Records:

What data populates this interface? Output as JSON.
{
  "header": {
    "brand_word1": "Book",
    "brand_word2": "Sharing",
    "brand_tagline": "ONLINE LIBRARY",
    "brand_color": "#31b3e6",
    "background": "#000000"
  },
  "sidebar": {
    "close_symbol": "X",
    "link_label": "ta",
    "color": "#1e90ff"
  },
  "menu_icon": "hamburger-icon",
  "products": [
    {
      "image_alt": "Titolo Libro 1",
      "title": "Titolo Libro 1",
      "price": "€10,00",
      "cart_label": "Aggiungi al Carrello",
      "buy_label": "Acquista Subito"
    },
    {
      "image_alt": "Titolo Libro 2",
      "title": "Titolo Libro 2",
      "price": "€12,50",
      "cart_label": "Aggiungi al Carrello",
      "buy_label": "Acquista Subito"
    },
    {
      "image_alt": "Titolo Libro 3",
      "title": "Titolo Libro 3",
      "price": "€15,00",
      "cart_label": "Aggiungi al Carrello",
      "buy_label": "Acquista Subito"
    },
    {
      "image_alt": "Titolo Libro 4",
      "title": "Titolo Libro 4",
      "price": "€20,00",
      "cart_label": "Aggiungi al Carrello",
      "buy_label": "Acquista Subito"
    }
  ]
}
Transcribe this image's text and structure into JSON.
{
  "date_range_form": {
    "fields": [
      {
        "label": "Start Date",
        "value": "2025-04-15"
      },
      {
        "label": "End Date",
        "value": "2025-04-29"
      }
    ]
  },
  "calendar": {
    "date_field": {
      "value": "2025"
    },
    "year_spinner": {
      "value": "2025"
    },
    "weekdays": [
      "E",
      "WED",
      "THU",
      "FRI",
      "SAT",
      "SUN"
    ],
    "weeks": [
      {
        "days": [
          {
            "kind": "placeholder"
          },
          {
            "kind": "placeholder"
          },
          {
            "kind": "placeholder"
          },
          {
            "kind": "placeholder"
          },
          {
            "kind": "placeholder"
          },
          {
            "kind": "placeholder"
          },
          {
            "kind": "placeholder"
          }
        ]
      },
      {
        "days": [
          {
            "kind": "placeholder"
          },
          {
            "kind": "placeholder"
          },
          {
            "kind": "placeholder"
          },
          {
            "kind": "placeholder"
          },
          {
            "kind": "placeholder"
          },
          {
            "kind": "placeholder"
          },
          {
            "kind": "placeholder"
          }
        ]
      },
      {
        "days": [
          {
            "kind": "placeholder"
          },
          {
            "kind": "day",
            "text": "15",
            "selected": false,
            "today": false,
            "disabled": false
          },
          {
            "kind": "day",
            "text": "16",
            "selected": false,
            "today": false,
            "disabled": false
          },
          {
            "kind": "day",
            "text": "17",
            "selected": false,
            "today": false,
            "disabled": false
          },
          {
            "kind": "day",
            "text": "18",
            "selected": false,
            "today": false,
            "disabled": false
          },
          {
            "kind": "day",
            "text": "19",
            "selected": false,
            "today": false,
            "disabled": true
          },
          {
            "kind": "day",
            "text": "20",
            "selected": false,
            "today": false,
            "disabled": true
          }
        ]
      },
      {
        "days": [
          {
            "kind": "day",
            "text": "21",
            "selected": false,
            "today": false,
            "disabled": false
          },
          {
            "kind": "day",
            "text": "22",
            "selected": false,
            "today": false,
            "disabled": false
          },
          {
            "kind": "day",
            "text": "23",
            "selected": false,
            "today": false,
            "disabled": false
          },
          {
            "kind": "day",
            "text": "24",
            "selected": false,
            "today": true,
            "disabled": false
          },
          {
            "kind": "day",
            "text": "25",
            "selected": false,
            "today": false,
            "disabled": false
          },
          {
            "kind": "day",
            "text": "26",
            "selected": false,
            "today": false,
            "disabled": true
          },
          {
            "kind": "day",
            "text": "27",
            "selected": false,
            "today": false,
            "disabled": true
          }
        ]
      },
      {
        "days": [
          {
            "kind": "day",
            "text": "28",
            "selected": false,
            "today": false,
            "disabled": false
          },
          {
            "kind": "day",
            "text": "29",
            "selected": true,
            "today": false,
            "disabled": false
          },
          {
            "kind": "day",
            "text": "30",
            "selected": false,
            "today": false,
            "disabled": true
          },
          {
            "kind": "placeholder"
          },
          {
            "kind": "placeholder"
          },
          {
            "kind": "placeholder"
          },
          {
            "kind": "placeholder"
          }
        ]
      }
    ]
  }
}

Set exercise: How many lines in the listing above contain "Titolo"? Answer with the number alone.

Right answer: 8